[Saved data entries]
=======

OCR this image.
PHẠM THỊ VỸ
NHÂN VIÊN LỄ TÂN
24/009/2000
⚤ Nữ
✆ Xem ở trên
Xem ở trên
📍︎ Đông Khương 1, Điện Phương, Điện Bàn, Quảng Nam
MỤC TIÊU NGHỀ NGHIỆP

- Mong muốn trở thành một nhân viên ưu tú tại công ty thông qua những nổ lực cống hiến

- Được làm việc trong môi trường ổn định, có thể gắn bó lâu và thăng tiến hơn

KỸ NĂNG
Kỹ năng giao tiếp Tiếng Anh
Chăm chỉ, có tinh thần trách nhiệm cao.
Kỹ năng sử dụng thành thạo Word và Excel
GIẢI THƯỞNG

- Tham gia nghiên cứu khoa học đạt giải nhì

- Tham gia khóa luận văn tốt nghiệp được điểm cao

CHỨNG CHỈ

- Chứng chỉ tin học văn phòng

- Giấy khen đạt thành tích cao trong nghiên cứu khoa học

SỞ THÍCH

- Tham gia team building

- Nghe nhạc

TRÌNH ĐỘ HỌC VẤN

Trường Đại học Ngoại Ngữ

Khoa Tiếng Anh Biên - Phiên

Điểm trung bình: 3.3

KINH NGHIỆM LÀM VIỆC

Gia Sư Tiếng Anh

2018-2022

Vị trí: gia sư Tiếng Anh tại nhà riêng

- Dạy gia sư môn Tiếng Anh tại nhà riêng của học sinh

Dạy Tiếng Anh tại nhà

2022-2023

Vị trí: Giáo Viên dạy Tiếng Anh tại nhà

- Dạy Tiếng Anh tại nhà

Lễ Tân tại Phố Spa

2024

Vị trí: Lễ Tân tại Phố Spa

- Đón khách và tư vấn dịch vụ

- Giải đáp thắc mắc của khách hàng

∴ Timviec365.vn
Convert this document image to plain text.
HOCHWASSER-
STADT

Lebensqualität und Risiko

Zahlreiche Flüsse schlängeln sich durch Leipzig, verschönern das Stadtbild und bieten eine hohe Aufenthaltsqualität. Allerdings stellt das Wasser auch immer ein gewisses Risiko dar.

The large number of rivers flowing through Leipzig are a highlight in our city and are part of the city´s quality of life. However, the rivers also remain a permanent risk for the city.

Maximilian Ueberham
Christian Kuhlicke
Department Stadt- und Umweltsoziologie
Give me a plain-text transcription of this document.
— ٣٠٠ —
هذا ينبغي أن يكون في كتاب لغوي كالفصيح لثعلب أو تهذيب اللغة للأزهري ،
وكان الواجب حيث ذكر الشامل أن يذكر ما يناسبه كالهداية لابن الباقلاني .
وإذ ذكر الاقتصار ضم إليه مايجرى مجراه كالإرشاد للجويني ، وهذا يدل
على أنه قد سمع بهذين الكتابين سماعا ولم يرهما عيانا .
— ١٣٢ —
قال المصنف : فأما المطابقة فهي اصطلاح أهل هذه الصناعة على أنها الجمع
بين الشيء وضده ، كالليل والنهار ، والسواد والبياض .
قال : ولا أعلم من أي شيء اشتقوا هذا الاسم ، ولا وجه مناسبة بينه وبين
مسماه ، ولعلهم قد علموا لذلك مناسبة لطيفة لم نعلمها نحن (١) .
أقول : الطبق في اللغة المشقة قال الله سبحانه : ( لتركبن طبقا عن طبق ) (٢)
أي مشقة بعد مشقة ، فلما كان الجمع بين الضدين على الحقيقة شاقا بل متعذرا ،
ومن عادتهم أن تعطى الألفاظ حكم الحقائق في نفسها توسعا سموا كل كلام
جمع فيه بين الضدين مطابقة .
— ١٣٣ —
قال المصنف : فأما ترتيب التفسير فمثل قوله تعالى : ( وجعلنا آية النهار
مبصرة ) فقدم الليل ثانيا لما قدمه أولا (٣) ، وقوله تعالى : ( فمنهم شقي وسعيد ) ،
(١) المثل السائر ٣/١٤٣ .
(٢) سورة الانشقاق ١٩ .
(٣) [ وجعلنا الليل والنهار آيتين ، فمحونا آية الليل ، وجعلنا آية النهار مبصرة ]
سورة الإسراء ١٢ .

=======

Each line in the data that holds the string "Tham" should be found and copied.

- Tham gia nghiên cứu khoa học đạt giải nhì
- Tham gia khóa luận văn tốt nghiệp được điểm cao
- Tham gia team building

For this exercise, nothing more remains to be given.